== Your objective ==
Reproduce all of the records exactly.

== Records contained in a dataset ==
----
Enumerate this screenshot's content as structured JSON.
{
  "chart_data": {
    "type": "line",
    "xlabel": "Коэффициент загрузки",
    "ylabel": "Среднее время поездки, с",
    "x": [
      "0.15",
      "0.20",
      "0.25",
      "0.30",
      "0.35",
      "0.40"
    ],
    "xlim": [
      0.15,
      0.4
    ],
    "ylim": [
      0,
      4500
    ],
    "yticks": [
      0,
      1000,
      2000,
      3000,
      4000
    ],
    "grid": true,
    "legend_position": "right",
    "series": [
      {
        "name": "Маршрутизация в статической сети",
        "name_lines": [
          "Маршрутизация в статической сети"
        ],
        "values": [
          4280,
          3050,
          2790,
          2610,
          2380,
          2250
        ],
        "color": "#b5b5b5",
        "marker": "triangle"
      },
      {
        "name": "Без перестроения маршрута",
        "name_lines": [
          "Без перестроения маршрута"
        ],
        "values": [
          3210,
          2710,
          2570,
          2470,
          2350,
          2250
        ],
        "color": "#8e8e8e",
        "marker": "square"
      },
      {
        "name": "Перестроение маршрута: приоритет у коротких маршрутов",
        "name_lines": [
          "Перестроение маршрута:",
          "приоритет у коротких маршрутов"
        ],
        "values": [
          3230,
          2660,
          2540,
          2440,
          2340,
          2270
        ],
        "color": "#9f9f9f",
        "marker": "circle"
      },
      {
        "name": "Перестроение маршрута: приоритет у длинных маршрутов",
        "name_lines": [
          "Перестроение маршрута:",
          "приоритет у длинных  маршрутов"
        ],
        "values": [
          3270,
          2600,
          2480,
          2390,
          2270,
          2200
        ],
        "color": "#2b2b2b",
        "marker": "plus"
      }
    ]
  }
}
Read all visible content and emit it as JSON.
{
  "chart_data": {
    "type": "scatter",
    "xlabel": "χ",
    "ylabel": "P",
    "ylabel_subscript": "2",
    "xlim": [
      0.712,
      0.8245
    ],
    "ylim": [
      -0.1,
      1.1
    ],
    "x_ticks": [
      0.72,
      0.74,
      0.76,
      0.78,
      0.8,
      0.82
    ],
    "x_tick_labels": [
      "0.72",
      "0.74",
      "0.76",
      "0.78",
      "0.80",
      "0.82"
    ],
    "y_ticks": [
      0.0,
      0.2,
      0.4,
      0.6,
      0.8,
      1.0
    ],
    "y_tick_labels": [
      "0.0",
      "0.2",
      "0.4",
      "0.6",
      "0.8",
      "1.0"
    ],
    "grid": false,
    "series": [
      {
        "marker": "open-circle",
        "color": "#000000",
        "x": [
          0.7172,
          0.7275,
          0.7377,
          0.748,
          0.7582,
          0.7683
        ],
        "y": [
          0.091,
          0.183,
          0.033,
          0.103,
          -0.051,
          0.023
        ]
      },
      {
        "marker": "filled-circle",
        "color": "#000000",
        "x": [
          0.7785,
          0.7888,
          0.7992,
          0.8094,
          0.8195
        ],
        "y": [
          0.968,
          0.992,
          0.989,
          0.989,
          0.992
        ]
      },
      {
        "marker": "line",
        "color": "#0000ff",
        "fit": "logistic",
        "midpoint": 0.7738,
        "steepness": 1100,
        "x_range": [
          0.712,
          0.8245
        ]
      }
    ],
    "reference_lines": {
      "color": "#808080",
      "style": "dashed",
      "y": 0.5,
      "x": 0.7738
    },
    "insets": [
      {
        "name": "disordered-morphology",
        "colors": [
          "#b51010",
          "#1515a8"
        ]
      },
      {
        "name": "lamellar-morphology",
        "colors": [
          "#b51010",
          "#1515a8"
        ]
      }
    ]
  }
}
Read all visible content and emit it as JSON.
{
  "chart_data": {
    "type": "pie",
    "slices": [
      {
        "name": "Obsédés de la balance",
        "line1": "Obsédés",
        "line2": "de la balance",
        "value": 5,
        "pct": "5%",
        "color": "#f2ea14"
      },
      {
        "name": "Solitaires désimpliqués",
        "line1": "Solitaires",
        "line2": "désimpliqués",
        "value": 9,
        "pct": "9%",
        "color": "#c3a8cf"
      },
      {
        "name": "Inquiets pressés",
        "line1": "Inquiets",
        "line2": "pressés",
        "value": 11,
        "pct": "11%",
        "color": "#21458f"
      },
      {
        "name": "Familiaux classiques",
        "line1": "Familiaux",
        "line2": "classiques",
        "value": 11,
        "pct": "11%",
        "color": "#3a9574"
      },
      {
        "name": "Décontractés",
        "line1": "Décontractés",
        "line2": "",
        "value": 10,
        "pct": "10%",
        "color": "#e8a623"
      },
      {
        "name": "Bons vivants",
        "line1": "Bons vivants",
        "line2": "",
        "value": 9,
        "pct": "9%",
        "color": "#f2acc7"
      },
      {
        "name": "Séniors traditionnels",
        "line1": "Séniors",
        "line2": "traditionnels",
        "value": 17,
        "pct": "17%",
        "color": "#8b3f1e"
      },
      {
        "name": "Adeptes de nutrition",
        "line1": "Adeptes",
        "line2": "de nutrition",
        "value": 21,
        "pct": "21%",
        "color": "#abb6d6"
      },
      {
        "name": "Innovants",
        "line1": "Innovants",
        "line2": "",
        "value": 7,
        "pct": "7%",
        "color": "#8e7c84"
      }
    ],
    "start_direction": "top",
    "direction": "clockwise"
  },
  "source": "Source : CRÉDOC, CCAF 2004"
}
----
== Finished task ==
Enumerate this screenshot's content as structured JSON.
{
  "chart_data": {
    "type": "line",
    "xlabel": "Коэффициент загрузки",
    "ylabel": "Среднее время поездки, с",
    "x": [
      "0.15",
      "0.20",
      "0.25",
      "0.30",
      "0.35",
      "0.40"
    ],
    "xlim": [
      0.15,
      0.4
    ],
    "ylim": [
      0,
      4500
    ],
    "yticks": [
      0,
      1000,
      2000,
      3000,
      4000
    ],
    "grid": true,
    "legend_position": "right",
    "series": [
      {
        "name": "Маршрутизация в статической сети",
        "name_lines": [
          "Маршрутизация в статической сети"
        ],
        "values": [
          4280,
          3050,
          2790,
          2610,
          2380,
          2250
        ],
        "color": "#b5b5b5",
        "marker": "triangle"
      },
      {
        "name": "Без перестроения маршрута",
        "name_lines": [
          "Без перестроения маршрута"
        ],
        "values": [
          3210,
          2710,
          2570,
          2470,
          2350,
          2250
        ],
        "color": "#8e8e8e",
        "marker": "square"
      },
      {
        "name": "Перестроение маршрута: приоритет у коротких маршрутов",
        "name_lines": [
          "Перестроение маршрута:",
          "приоритет у коротких маршрутов"
        ],
        "values": [
          3230,
          2660,
          2540,
          2440,
          2340,
          2270
        ],
        "color": "#9f9f9f",
        "marker": "circle"
      },
      {
        "name": "Перестроение маршрута: приоритет у длинных маршрутов",
        "name_lines": [
          "Перестроение маршрута:",
          "приоритет у длинных  маршрутов"
        ],
        "values": [
          3270,
          2600,
          2480,
          2390,
          2270,
          2200
        ],
        "color": "#2b2b2b",
        "marker": "plus"
      }
    ]
  }
}
Read all visible content and emit it as JSON.
{
  "chart_data": {
    "type": "scatter",
    "xlabel": "χ",
    "ylabel": "P",
    "ylabel_subscript": "2",
    "xlim": [
      0.712,
      0.8245
    ],
    "ylim": [
      -0.1,
      1.1
    ],
    "x_ticks": [
      0.72,
      0.74,
      0.76,
      0.78,
      0.8,
      0.82
    ],
    "x_tick_labels": [
      "0.72",
      "0.74",
      "0.76",
      "0.78",
      "0.80",
      "0.82"
    ],
    "y_ticks": [
      0.0,
      0.2,
      0.4,
      0.6,
      0.8,
      1.0
    ],
    "y_tick_labels": [
      "0.0",
      "0.2",
      "0.4",
      "0.6",
      "0.8",
      "1.0"
    ],
    "grid": false,
    "series": [
      {
        "marker": "open-circle",
        "color": "#000000",
        "x": [
          0.7172,
          0.7275,
          0.7377,
          0.748,
          0.7582,
          0.7683
        ],
        "y": [
          0.091,
          0.183,
          0.033,
          0.103,
          -0.051,
          0.023
        ]
      },
      {
        "marker": "filled-circle",
        "color": "#000000",
        "x": [
          0.7785,
          0.7888,
          0.7992,
          0.8094,
          0.8195
        ],
        "y": [
          0.968,
          0.992,
          0.989,
          0.989,
          0.992
        ]
      },
      {
        "marker": "line",
        "color": "#0000ff",
        "fit": "logistic",
        "midpoint": 0.7738,
        "steepness": 1100,
        "x_range": [
          0.712,
          0.8245
        ]
      }
    ],
    "reference_lines": {
      "color": "#808080",
      "style": "dashed",
      "y": 0.5,
      "x": 0.7738
    },
    "insets": [
      {
        "name": "disordered-morphology",
        "colors": [
          "#b51010",
          "#1515a8"
        ]
      },
      {
        "name": "lamellar-morphology",
        "colors": [
          "#b51010",
          "#1515a8"
        ]
      }
    ]
  }
}
Read all visible content and emit it as JSON.
{
  "chart_data": {
    "type": "pie",
    "slices": [
      {
        "name": "Obsédés de la balance",
        "line1": "Obsédés",
        "line2": "de la balance",
        "value": 5,
        "pct": "5%",
        "color": "#f2ea14"
      },
      {
        "name": "Solitaires désimpliqués",
        "line1": "Solitaires",
        "line2": "désimpliqués",
        "value": 9,
        "pct": "9%",
        "color": "#c3a8cf"
      },
      {
        "name": "Inquiets pressés",
        "line1": "Inquiets",
        "line2": "pressés",
        "value": 11,
        "pct": "11%",
        "color": "#21458f"
      },
      {
        "name": "Familiaux classiques",
        "line1": "Familiaux",
        "line2": "classiques",
        "value": 11,
        "pct": "11%",
        "color": "#3a9574"
      },
      {
        "name": "Décontractés",
        "line1": "Décontractés",
        "line2": "",
        "value": 10,
        "pct": "10%",
        "color": "#e8a623"
      },
      {
        "name": "Bons vivants",
        "line1": "Bons vivants",
        "line2": "",
        "value": 9,
        "pct": "9%",
        "color": "#f2acc7"
      },
      {
        "name": "Séniors traditionnels",
        "line1": "Séniors",
        "line2": "traditionnels",
        "value": 17,
        "pct": "17%",
        "color": "#8b3f1e"
      },
      {
        "name": "Adeptes de nutrition",
        "line1": "Adeptes",
        "line2": "de nutrition",
        "value": 21,
        "pct": "21%",
        "color": "#abb6d6"
      },
      {
        "name": "Innovants",
        "line1": "Innovants",
        "line2": "",
        "value": 7,
        "pct": "7%",
        "color": "#8e7c84"
      }
    ],
    "start_direction": "top",
    "direction": "clockwise"
  },
  "source": "Source : CRÉDOC, CCAF 2004"
}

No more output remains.